> Excerpt provided:

Crosley should have moved WLW-AM's broadcast towers to an area some distance from greater Cincinnati so that the area would not be bombarded by the signals. These high-powered signals were wreaking havoc in areas besides Cincinnati, not to mention causing real problems for people living near the towers. WLW-AM probably received complaints by the dozens (!) from folks who were receiving the station's 500-kW signal on such unlikely devices as burner coils on electric stoves, tooth fillings, bedsprings, and so on; as well, the company which now owns WLW-AM probably still gets complaints left and right from folks who are reporting hearing the station's now-50kW signal on the same devices the 500kW signal was being heard on.

This is not unusual for residents of an area very close to one or more AM or FM stations. In the early 1970s, I lived in a Cleveland suburb which had a local FM station, 27,500 watts ERP, on 92.3 MHz. I had a bedroom on the third floor of the house in which I was living at the time (long story and OT), from which I could see the station's single broadcast tower. Boy, did that signal cause me problems! I was hearing it on channel 6 of an old color TV I had at the time, the station was coming in between local stations on an AM-FM stereo radio I owned, and the list goes on.

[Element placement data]
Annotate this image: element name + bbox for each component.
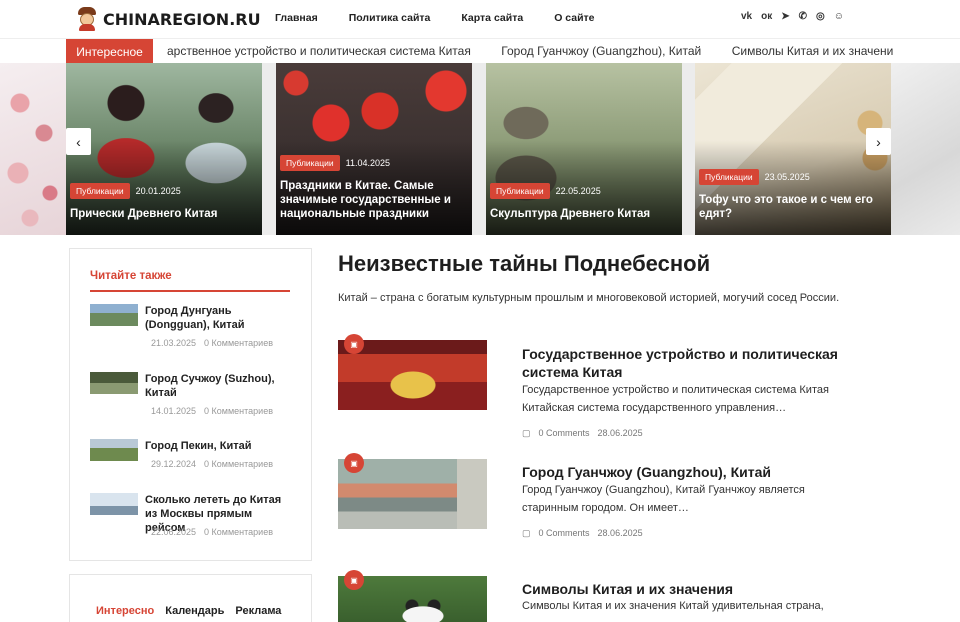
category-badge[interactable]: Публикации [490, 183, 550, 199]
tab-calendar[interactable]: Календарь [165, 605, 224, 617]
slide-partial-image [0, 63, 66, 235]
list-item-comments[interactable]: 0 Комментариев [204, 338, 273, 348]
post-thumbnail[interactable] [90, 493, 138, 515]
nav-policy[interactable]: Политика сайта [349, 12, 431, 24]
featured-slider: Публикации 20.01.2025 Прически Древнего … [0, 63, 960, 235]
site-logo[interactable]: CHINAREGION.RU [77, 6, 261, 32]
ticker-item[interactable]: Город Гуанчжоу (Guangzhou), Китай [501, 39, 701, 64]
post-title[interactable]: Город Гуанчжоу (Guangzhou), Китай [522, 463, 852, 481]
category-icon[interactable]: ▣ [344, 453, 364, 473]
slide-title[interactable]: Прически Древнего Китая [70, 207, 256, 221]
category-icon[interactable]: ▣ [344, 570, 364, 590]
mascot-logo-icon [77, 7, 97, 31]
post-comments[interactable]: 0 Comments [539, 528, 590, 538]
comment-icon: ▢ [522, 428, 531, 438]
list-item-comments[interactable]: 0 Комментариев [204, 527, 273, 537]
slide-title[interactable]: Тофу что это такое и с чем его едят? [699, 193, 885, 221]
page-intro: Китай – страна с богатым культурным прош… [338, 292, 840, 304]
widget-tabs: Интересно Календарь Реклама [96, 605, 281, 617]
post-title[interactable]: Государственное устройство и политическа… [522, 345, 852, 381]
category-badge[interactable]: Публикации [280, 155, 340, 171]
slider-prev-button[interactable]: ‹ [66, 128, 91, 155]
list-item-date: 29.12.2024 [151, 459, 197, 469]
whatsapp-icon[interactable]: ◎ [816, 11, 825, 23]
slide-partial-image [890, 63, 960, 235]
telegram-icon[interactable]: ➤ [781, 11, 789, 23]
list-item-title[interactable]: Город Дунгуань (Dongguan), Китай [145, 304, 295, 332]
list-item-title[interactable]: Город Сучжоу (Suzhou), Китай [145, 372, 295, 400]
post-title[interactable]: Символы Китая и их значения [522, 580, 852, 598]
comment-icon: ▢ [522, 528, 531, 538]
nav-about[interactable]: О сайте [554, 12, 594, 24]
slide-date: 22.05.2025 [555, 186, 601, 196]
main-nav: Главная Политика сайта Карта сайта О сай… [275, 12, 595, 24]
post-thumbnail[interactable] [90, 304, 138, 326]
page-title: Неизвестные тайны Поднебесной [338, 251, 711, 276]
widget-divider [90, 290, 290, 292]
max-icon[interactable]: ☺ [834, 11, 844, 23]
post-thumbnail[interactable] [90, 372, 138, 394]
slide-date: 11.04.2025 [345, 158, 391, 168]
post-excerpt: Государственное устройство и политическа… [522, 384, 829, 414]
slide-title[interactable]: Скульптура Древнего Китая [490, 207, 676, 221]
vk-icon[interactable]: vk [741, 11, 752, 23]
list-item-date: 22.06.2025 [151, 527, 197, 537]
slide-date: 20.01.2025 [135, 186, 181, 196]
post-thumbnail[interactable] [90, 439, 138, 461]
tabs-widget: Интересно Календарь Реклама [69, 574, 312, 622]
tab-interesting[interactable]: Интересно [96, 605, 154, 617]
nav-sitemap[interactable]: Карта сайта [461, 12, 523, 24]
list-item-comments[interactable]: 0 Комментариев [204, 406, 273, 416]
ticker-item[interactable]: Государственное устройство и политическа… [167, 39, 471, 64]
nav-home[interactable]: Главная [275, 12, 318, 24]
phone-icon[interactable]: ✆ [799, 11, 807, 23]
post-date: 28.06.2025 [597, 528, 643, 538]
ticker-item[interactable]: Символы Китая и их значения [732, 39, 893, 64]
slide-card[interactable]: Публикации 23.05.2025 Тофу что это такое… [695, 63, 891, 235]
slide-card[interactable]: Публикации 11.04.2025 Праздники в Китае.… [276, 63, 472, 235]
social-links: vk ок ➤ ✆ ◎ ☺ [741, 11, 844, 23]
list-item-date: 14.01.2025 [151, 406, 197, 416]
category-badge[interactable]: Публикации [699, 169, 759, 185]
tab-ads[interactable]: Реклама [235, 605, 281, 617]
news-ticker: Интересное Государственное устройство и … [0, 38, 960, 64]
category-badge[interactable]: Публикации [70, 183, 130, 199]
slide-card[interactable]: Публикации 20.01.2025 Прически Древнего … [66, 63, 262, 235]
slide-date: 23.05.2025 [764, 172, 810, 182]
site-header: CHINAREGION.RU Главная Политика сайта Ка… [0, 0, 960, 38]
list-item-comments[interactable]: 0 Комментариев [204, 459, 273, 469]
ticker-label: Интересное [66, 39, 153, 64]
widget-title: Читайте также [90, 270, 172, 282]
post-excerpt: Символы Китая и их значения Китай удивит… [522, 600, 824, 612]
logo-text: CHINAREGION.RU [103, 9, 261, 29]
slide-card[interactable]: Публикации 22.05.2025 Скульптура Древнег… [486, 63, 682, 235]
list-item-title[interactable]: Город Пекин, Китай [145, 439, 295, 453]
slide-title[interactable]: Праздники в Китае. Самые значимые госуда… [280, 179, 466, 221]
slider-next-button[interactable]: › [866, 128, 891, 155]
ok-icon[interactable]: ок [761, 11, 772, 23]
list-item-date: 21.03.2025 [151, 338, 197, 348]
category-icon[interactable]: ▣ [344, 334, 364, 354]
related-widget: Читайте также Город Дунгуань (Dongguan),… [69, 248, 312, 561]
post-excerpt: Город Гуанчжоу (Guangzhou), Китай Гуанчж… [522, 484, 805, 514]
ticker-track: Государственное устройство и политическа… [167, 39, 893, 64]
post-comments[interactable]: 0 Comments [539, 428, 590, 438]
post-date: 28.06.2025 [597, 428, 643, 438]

> Short problem:
Resume the passage about interference from broadcast signals, starting right after its last sentence.

> Task answer:
I left that area in 1975 after graduating high school (the entire story is OT for this thread), and returned to my home town, twenty miles or so from the FM station which had been giving me grief (boy, did it ever!). I have since moved to another area which has no such interference problems, for which I am eternally grateful. There is a small AM radio station about five miles from here but, thankfully, its signals do not cause me any trouble whatsoever.

I have never forgotten all the problems that station (then WLYT-FM, 92.3 MHz) had caused me during my short time in the suburb (Cleveland Heights, Ohio) in which it was located; however, I did read in the local newspaper not long ago that the station had since moved its transmitter and tower from its former location to another town about 20-25 miles from its original transmitter site.

I know very little about the station's new location and, frankly, I don't care. As I said, I now live in a village about 30 miles from Cleveland and 40 miles or so from the area's radio and television stations' towers, so I have been trying my darnedest to forget all the problems that 27,500-watt FM station in Cleveland Heights had caused me in the early 1970s, to say nothing of forgetting about other problems, not related to radio, I had while living in that city.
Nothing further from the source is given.